▶ **GIVEN PROBLEM**: Extract the records below word for word and ignore the images.

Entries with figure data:
........

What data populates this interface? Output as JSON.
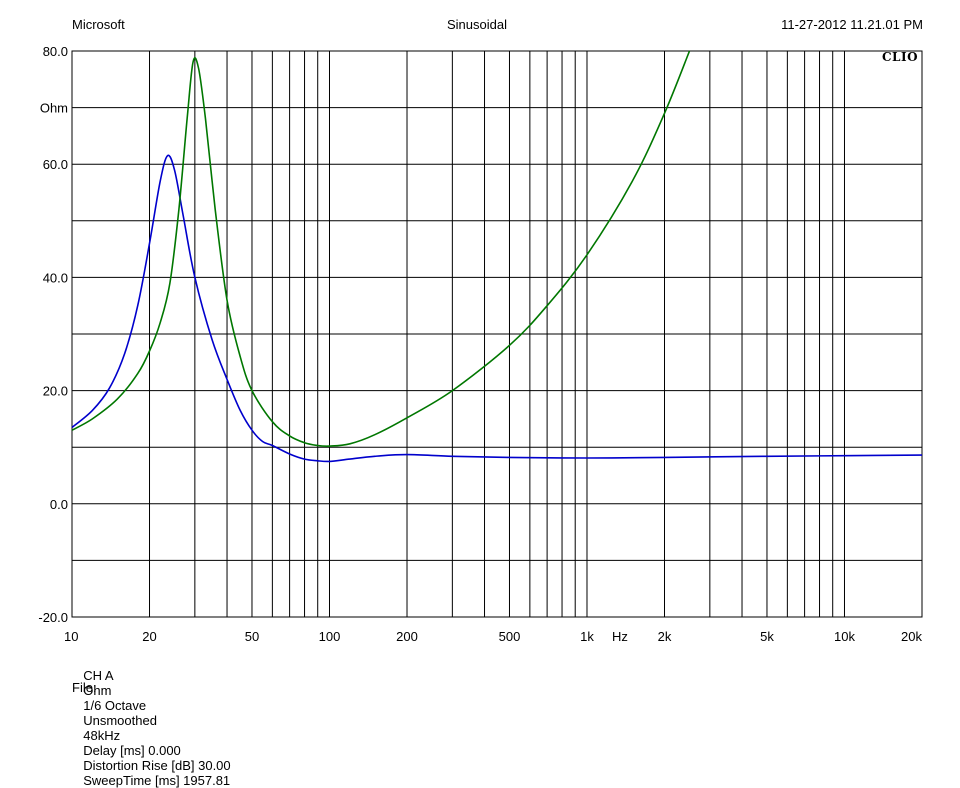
{
  "header": {
    "left": "Microsoft",
    "center": "Sinusoidal",
    "right": "11-27-2012 11.21.01 PM",
    "logo": "CLIO"
  },
  "footer": {
    "items": [
      "CH A",
      "Ohm",
      "1/6 Octave",
      "Unsmoothed",
      "48kHz",
      "Delay [ms] 0.000",
      "Distortion Rise [dB] 30.00",
      "SweepTime [ms] 1957.81"
    ],
    "file_label": "File:"
  },
  "chart_data": {
    "type": "line",
    "x_scale": "log",
    "xlim": [
      10,
      20000
    ],
    "ylim": [
      -20,
      80
    ],
    "ylabel": "Ohm",
    "xlabel": "Hz",
    "grid": true,
    "y_tick_labels": [
      "80.0",
      "60.0",
      "40.0",
      "20.0",
      "0.0",
      "-20.0"
    ],
    "y_ticks": [
      80,
      60,
      40,
      20,
      0,
      -20
    ],
    "x_tick_labels": [
      {
        "value": 10,
        "label": "10"
      },
      {
        "value": 20,
        "label": "20"
      },
      {
        "value": 50,
        "label": "50"
      },
      {
        "value": 100,
        "label": "100"
      },
      {
        "value": 200,
        "label": "200"
      },
      {
        "value": 500,
        "label": "500"
      },
      {
        "value": 1000,
        "label": "1k"
      },
      {
        "value": 2000,
        "label": "2k"
      },
      {
        "value": 5000,
        "label": "5k"
      },
      {
        "value": 10000,
        "label": "10k"
      },
      {
        "value": 20000,
        "label": "20k"
      }
    ],
    "series": [
      {
        "color": "#0000cc",
        "points": [
          [
            10,
            13.5
          ],
          [
            12,
            16.5
          ],
          [
            14,
            20.5
          ],
          [
            16,
            26.5
          ],
          [
            18,
            35
          ],
          [
            20,
            46
          ],
          [
            22,
            57
          ],
          [
            23.5,
            61.5
          ],
          [
            25,
            59
          ],
          [
            27,
            51
          ],
          [
            30,
            40
          ],
          [
            35,
            29
          ],
          [
            40,
            22
          ],
          [
            45,
            16.5
          ],
          [
            50,
            13
          ],
          [
            55,
            11
          ],
          [
            60,
            10.3
          ],
          [
            70,
            8.8
          ],
          [
            80,
            7.9
          ],
          [
            90,
            7.6
          ],
          [
            100,
            7.5
          ],
          [
            120,
            7.9
          ],
          [
            150,
            8.4
          ],
          [
            200,
            8.7
          ],
          [
            300,
            8.4
          ],
          [
            500,
            8.2
          ],
          [
            1000,
            8.1
          ],
          [
            2000,
            8.2
          ],
          [
            5000,
            8.4
          ],
          [
            10000,
            8.5
          ],
          [
            20000,
            8.6
          ]
        ]
      },
      {
        "color": "#007700",
        "points": [
          [
            10,
            13
          ],
          [
            12,
            15
          ],
          [
            15,
            18.5
          ],
          [
            18,
            23
          ],
          [
            20,
            27
          ],
          [
            22,
            32
          ],
          [
            24,
            39
          ],
          [
            26,
            52
          ],
          [
            28,
            68
          ],
          [
            29.5,
            78
          ],
          [
            31,
            77
          ],
          [
            33,
            68
          ],
          [
            36,
            52
          ],
          [
            40,
            36
          ],
          [
            45,
            26
          ],
          [
            50,
            20
          ],
          [
            60,
            14.5
          ],
          [
            70,
            12
          ],
          [
            80,
            10.8
          ],
          [
            90,
            10.3
          ],
          [
            100,
            10.2
          ],
          [
            120,
            10.6
          ],
          [
            150,
            12.2
          ],
          [
            200,
            15.2
          ],
          [
            300,
            20
          ],
          [
            500,
            28
          ],
          [
            700,
            35
          ],
          [
            1000,
            44
          ],
          [
            1500,
            57
          ],
          [
            2000,
            69
          ],
          [
            2500,
            80
          ]
        ]
      }
    ]
  }
}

........

▶ **WRITTEN REPLY**:
What data populates this interface? Output as JSON.
{
  "header": {
    "left": "Microsoft",
    "center": "Sinusoidal",
    "right": "11-27-2012 11.21.01 PM",
    "logo": "CLIO"
  },
  "footer": {
    "items": [
      "CH A",
      "Ohm",
      "1/6 Octave",
      "Unsmoothed",
      "48kHz",
      "Delay [ms] 0.000",
      "Distortion Rise [dB] 30.00",
      "SweepTime [ms] 1957.81"
    ],
    "file_label": "File:"
  },
  "chart_data": {
    "type": "line",
    "x_scale": "log",
    "xlim": [
      10,
      20000
    ],
    "ylim": [
      -20,
      80
    ],
    "ylabel": "Ohm",
    "xlabel": "Hz",
    "grid": true,
    "y_tick_labels": [
      "80.0",
      "60.0",
      "40.0",
      "20.0",
      "0.0",
      "-20.0"
    ],
    "y_ticks": [
      80,
      60,
      40,
      20,
      0,
      -20
    ],
    "x_tick_labels": [
      {
        "value": 10,
        "label": "10"
      },
      {
        "value": 20,
        "label": "20"
      },
      {
        "value": 50,
        "label": "50"
      },
      {
        "value": 100,
        "label": "100"
      },
      {
        "value": 200,
        "label": "200"
      },
      {
        "value": 500,
        "label": "500"
      },
      {
        "value": 1000,
        "label": "1k"
      },
      {
        "value": 2000,
        "label": "2k"
      },
      {
        "value": 5000,
        "label": "5k"
      },
      {
        "value": 10000,
        "label": "10k"
      },
      {
        "value": 20000,
        "label": "20k"
      }
    ],
    "series": [
      {
        "color": "#0000cc",
        "points": [
          [
            10,
            13.5
          ],
          [
            12,
            16.5
          ],
          [
            14,
            20.5
          ],
          [
            16,
            26.5
          ],
          [
            18,
            35
          ],
          [
            20,
            46
          ],
          [
            22,
            57
          ],
          [
            23.5,
            61.5
          ],
          [
            25,
            59
          ],
          [
            27,
            51
          ],
          [
            30,
            40
          ],
          [
            35,
            29
          ],
          [
            40,
            22
          ],
          [
            45,
            16.5
          ],
          [
            50,
            13
          ],
          [
            55,
            11
          ],
          [
            60,
            10.3
          ],
          [
            70,
            8.8
          ],
          [
            80,
            7.9
          ],
          [
            90,
            7.6
          ],
          [
            100,
            7.5
          ],
          [
            120,
            7.9
          ],
          [
            150,
            8.4
          ],
          [
            200,
            8.7
          ],
          [
            300,
            8.4
          ],
          [
            500,
            8.2
          ],
          [
            1000,
            8.1
          ],
          [
            2000,
            8.2
          ],
          [
            5000,
            8.4
          ],
          [
            10000,
            8.5
          ],
          [
            20000,
            8.6
          ]
        ]
      },
      {
        "color": "#007700",
        "points": [
          [
            10,
            13
          ],
          [
            12,
            15
          ],
          [
            15,
            18.5
          ],
          [
            18,
            23
          ],
          [
            20,
            27
          ],
          [
            22,
            32
          ],
          [
            24,
            39
          ],
          [
            26,
            52
          ],
          [
            28,
            68
          ],
          [
            29.5,
            78
          ],
          [
            31,
            77
          ],
          [
            33,
            68
          ],
          [
            36,
            52
          ],
          [
            40,
            36
          ],
          [
            45,
            26
          ],
          [
            50,
            20
          ],
          [
            60,
            14.5
          ],
          [
            70,
            12
          ],
          [
            80,
            10.8
          ],
          [
            90,
            10.3
          ],
          [
            100,
            10.2
          ],
          [
            120,
            10.6
          ],
          [
            150,
            12.2
          ],
          [
            200,
            15.2
          ],
          [
            300,
            20
          ],
          [
            500,
            28
          ],
          [
            700,
            35
          ],
          [
            1000,
            44
          ],
          [
            1500,
            57
          ],
          [
            2000,
            69
          ],
          [
            2500,
            80
          ]
        ]
      }
    ]
  }
}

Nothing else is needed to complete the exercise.